▶ [PROBLEM DESCRIPTION]:
Using the listing below, copy every line that mentions "Microsoft".

▶ [Extracted data entries]:
━━━

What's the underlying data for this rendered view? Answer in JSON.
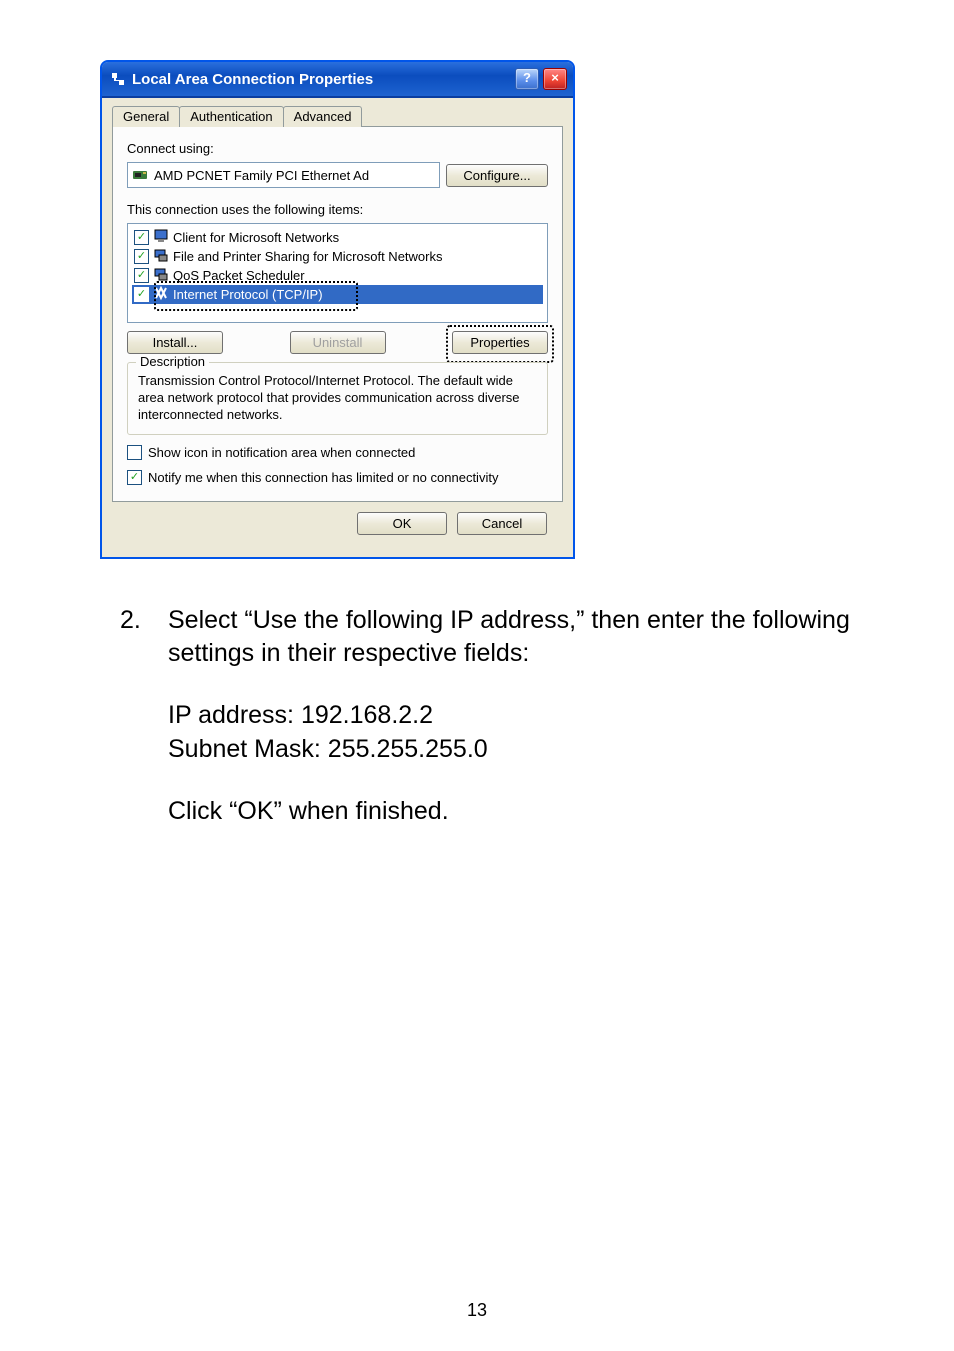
{
  "dialog": {
    "title": "Local Area Connection Properties",
    "tabs": {
      "general": "General",
      "auth": "Authentication",
      "adv": "Advanced"
    },
    "connect_using": "Connect using:",
    "adapter": "AMD PCNET Family PCI Ethernet Ad",
    "configure": "Configure...",
    "uses": "This connection uses the following items:",
    "items": {
      "client": "Client for Microsoft Networks",
      "fps": "File and Printer Sharing for Microsoft Networks",
      "qos": "QoS Packet Scheduler",
      "tcpip": "Internet Protocol (TCP/IP)"
    },
    "install": "Install...",
    "uninstall": "Uninstall",
    "properties": "Properties",
    "desc_legend": "Description",
    "desc_text": "Transmission Control Protocol/Internet Protocol. The default wide area network protocol that provides communication across diverse interconnected networks.",
    "show_icon": "Show icon in notification area when connected",
    "notify": "Notify me when this connection has limited or no connectivity",
    "ok": "OK",
    "cancel": "Cancel"
  },
  "instr": {
    "num": "2.",
    "text": "Select “Use the following IP address,” then enter the following settings in their respective fields:",
    "ip": "IP address: 192.168.2.2",
    "mask": "Subnet Mask: 255.255.255.0",
    "click": "Click “OK” when finished."
  },
  "page_number": "13"
}
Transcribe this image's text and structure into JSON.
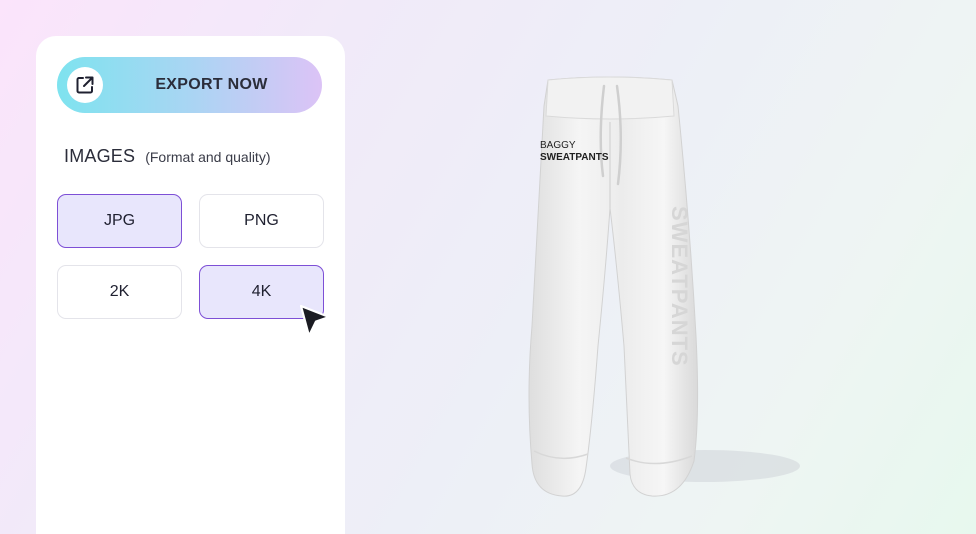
{
  "export": {
    "label": "EXPORT NOW",
    "icon": "external-link-icon"
  },
  "images_section": {
    "title": "IMAGES",
    "subtitle": "(Format and quality)"
  },
  "formats": [
    {
      "label": "JPG",
      "selected": true
    },
    {
      "label": "PNG",
      "selected": false
    }
  ],
  "qualities": [
    {
      "label": "2K",
      "selected": false
    },
    {
      "label": "4K",
      "selected": true
    }
  ],
  "product": {
    "print_line1": "BAGGY",
    "print_line2": "SWEATPANTS",
    "side_print": "SWEATPANTS"
  },
  "colors": {
    "selected_border": "#7d4fd6",
    "selected_fill": "#e8e6fc"
  }
}
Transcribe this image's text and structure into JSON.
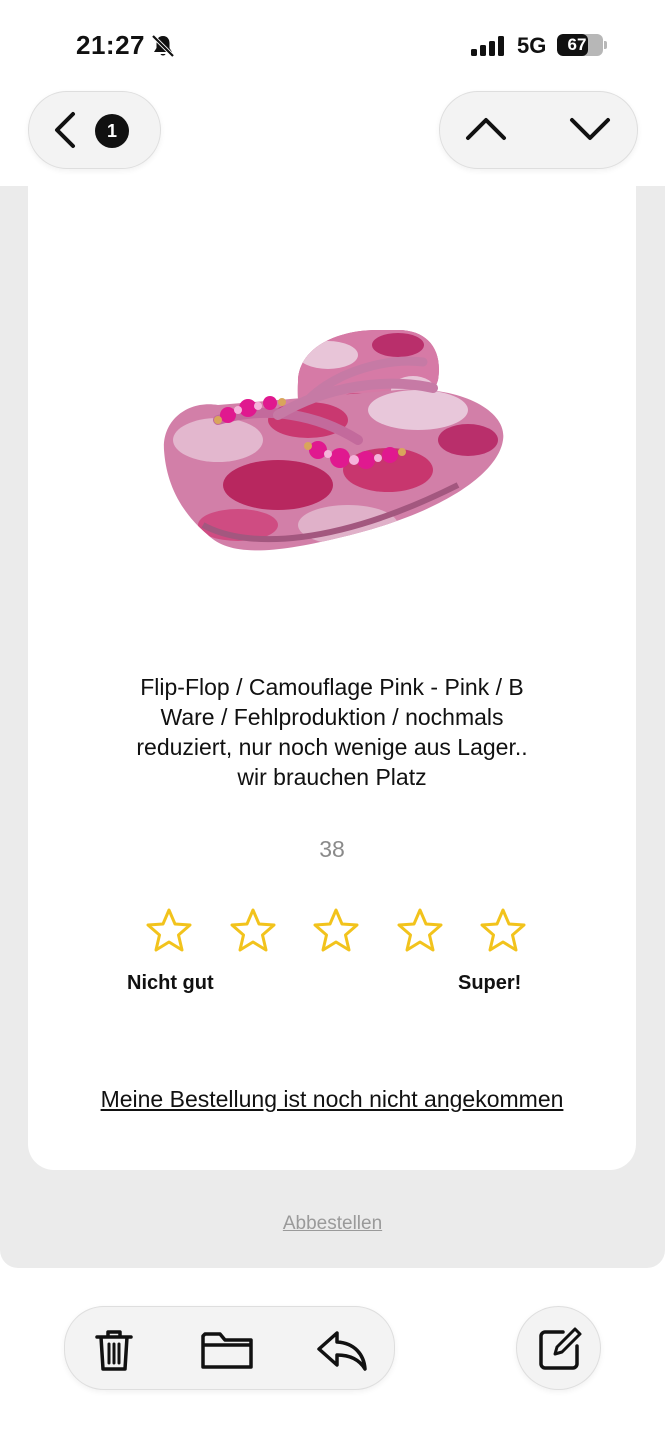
{
  "status_bar": {
    "time": "21:27",
    "network": "5G",
    "battery": "67",
    "battery_level": 0.67
  },
  "nav": {
    "unread_count": "1"
  },
  "product": {
    "title": "Flip-Flop / Camouflage Pink - Pink / B Ware / Fehlproduktion / nochmals reduziert, nur noch wenige aus Lager.. wir brauchen Platz",
    "size": "38"
  },
  "rating": {
    "star_count": 5,
    "star_color": "#f2c31c",
    "low_label": "Nicht gut",
    "high_label": "Super!"
  },
  "links": {
    "not_arrived": "Meine Bestellung ist noch nicht angekommen",
    "unsubscribe": "Abbestellen"
  }
}
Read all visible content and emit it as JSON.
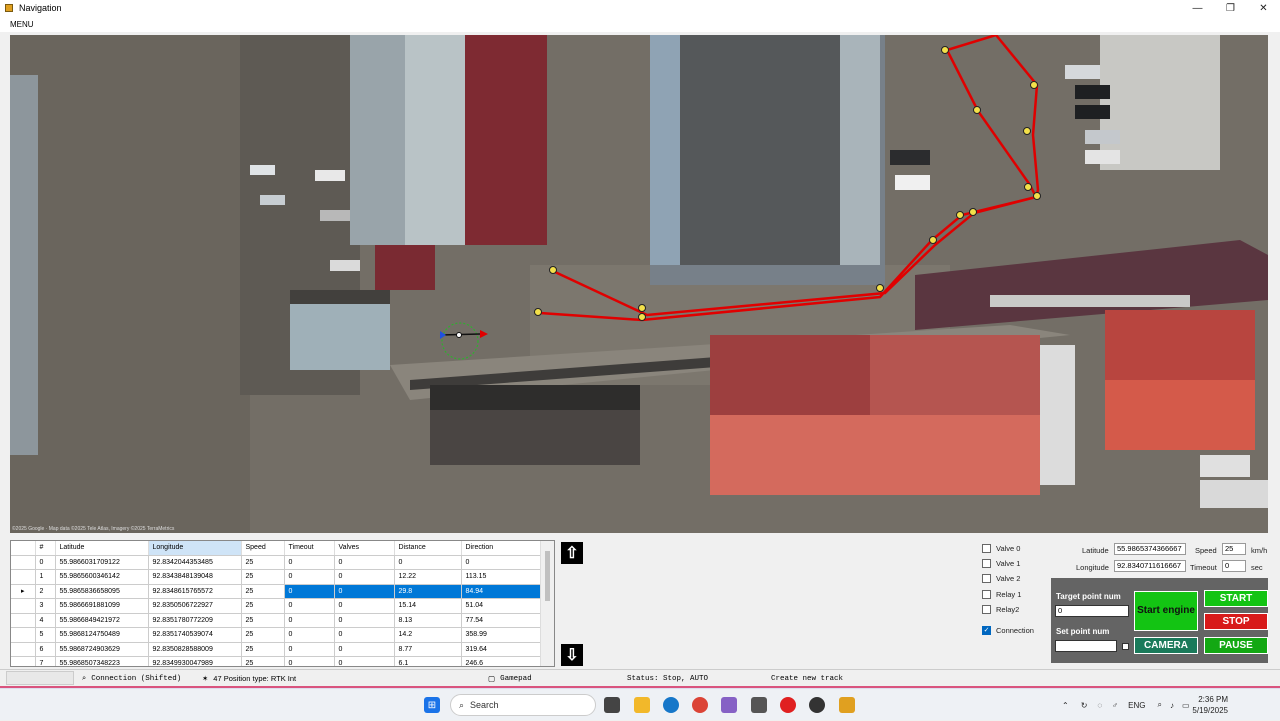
{
  "window": {
    "title": "Navigation"
  },
  "menu": {
    "label": "MENU"
  },
  "map": {
    "attribution": "©2025 Google · Map data ©2025 Tele Atlas, Imagery ©2025 TerraMetrics"
  },
  "grid": {
    "columns": [
      "#",
      "Latitude",
      "Longitude",
      "Speed",
      "Timeout",
      "Valves",
      "Distance",
      "Direction"
    ],
    "selected_row": 2,
    "rows": [
      [
        "0",
        "55.9866031709122",
        "92.8342044353485",
        "25",
        "0",
        "0",
        "0",
        "0"
      ],
      [
        "1",
        "55.9865600346142",
        "92.8343848139048",
        "25",
        "0",
        "0",
        "12.22",
        "113.15"
      ],
      [
        "2",
        "55.9865836658095",
        "92.8348615765572",
        "25",
        "0",
        "0",
        "29.8",
        "84.94"
      ],
      [
        "3",
        "55.9866691881099",
        "92.8350506722927",
        "25",
        "0",
        "0",
        "15.14",
        "51.04"
      ],
      [
        "4",
        "55.9866849421972",
        "92.8351780772209",
        "25",
        "0",
        "0",
        "8.13",
        "77.54"
      ],
      [
        "5",
        "55.9868124750489",
        "92.8351740539074",
        "25",
        "0",
        "0",
        "14.2",
        "358.99"
      ],
      [
        "6",
        "55.9868724903629",
        "92.8350828588009",
        "25",
        "0",
        "0",
        "8.77",
        "319.64"
      ],
      [
        "7",
        "55.9868507348223",
        "92.8349930047989",
        "25",
        "0",
        "0",
        "6.1",
        "246.6"
      ]
    ]
  },
  "checks": [
    {
      "label": "Valve 0",
      "checked": false
    },
    {
      "label": "Valve 1",
      "checked": false
    },
    {
      "label": "Valve 2",
      "checked": false
    },
    {
      "label": "Relay 1",
      "checked": false
    },
    {
      "label": "Relay2",
      "checked": false
    },
    {
      "label": "Connection",
      "checked": true
    }
  ],
  "position": {
    "latitude_label": "Latitude",
    "latitude": "55.9865374366667",
    "longitude_label": "Longitude",
    "longitude": "92.8340711616667",
    "speed_label": "Speed",
    "speed": "25",
    "speed_unit": "km/h",
    "timeout_label": "Timeout",
    "timeout": "0",
    "timeout_unit": "sec"
  },
  "control": {
    "target_label": "Target point num",
    "target_value": "0",
    "set_label": "Set point num",
    "set_value": "",
    "start_engine": "Start engine",
    "start": "START",
    "stop": "STOP",
    "camera": "CAMERA",
    "pause": "PAUSE",
    "colors": {
      "green": "#13c413",
      "red": "#d81a1a",
      "dark": "#1a7a5a",
      "panel": "#646464"
    }
  },
  "status": {
    "connection": "Connection (Shifted)",
    "position_type": "47 Position type: RTK Int",
    "gamepad": "Gamepad",
    "state": "Status: Stop, AUTO",
    "track": "Create new track"
  },
  "taskbar": {
    "search": "Search",
    "lang": "ENG",
    "time": "2:36 PM",
    "date": "5/19/2025"
  }
}
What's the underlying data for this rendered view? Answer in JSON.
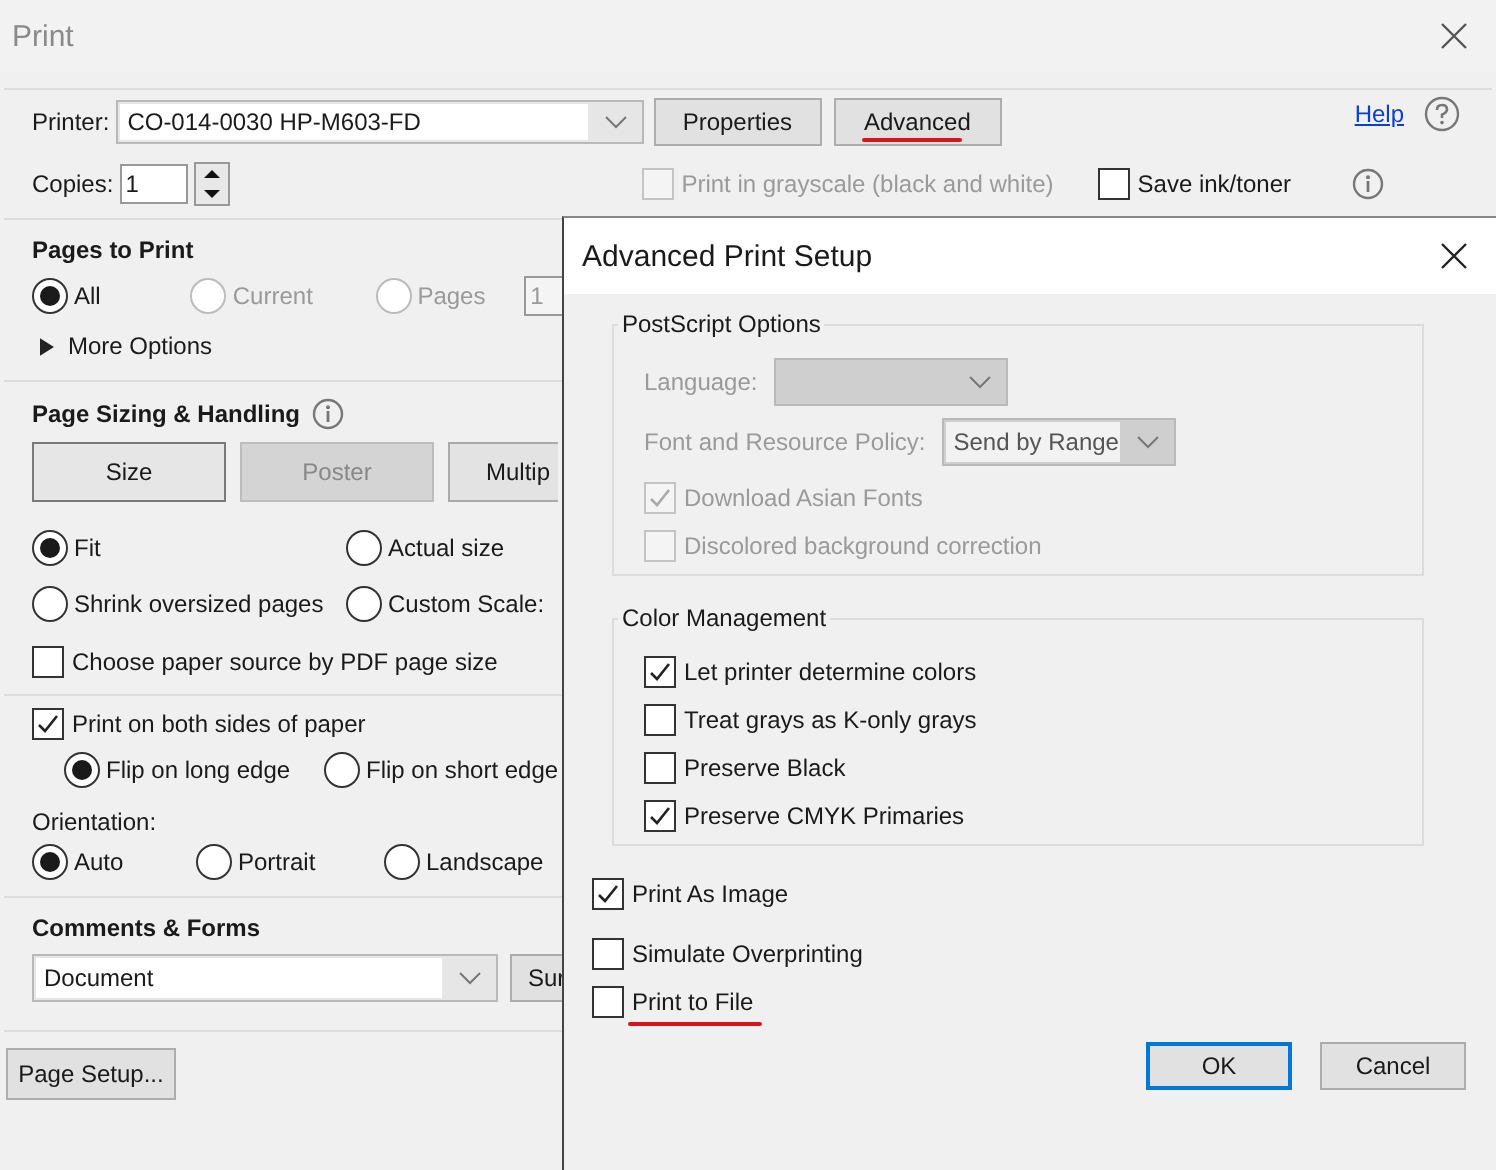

━━━

▶ [WORKED SOLUTION]:
      "client": "Client for Microsoft Networks",
      "fps": "File and Printer Sharing for Microsoft Networks",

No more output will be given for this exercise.